--- Begin Data supplied ---

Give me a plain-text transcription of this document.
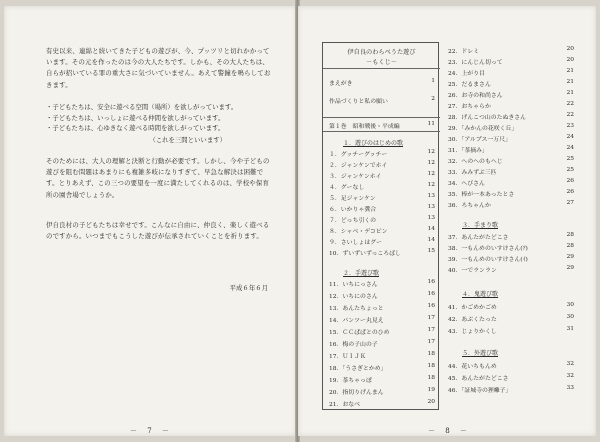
有史以来、連綿と続いてきた子どもの遊びが、今、プッツリと切れかかっています。その元を作ったのは今の大人たちです。しかも、その大人たちは、自らが招いている罪の重大さに気づいていません。あえて警鐘を鳴らしておきます。

・子どもたちは、安全に遊べる空間（場所）を欲しがっています。
・子どもたちは、いっしょに遊べる仲間を欲しがっています。
・子どもたちは、心ゆきなく遊べる時間を欲しがっています。
（これを三間といいます）

そのためには、大人の理解と決断と行動が必要です。しかし、今や子どもの遊びを阻む問題はあまりにも複雑多岐になりすぎて、早急な解決は困難です。とりあえず、この三つの要望を一度に満たしてくれるのは、学校や保育所の園舎場でしょうか。

伊自良村の子どもたちは幸せです。こんなに自由に、仲良く、楽しく遊べるのですから。いつまでもこうした遊びが伝承されていくことを祈ります。

平成６年６月
－ 7 －
伊自良のわらべうた遊び
－もくじ－
まえがき	1
作品づくりと私の願い	2
第１巻　昭和戦後・平成編	11
１．遊びのはじめの歌
１．グッチーグッチー	12
２．ジャンケンでホイ	12
３．ジャンケンホイ	12
４．グーなし	12
５．足ジャンケン	13
６．いかりゃ糞合	13
７．どっち引くの	13
８．シャベ・デコピン	14
９．さいしょはグー	14
10．ずいずいずっころばし	15
２．手遊び歌
11．いちにっさん	16
12．いちにのさん	16
13．あんたちょっと	16
14．パンツー丸見え	17
15．ＣＣぱぱとのひめ	17
16．梅の子山の子	17
17．ＵＩＪＫ	18
18．「うさぎとかめ」	18
19．茶ちゃっぽ	18
20．指切りげんまん	19
21．おなべ	20
22．ドレミ	20
23．にんじん切って	20
24．上がり目	21
25．だるまさん	21
26．お寺の和尚さん	21
27．おちゃらか	22
28．げんこつ山のたぬきさん	22
29．「みかんの花咲く丘」	23
30．「アルプス一万尺」	24
31．「茶摘み」	24
32．へのへのもへじ	25
33．みみずぶ三匹	25
34．へびさん	26
35．棒が一本あったとさ	26
36．ろちゃんか	27
３．手まり歌
37．あんたがたどこさ	28
38．一もんめのいすけさん(ｱ)	28
39．一もんめのいすけさん(ｲ)	29
40．一でランラン	29
４．鬼遊び歌
41．かごめかごめ	30
42．あぶくたった	30
43．じょりかくし	31
５．外遊び歌
44．花いちもんめ	32
45．あんたがたどこさ	32
46．「証城寺の狸囃子」	33
－ 8 －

--- End Data supplied ---

Among the entries above, identify all lines with "一もんめのいすけさん" and copy them.

38．一もんめのいすけさん(ｱ)	28
39．一もんめのいすけさん(ｲ)	29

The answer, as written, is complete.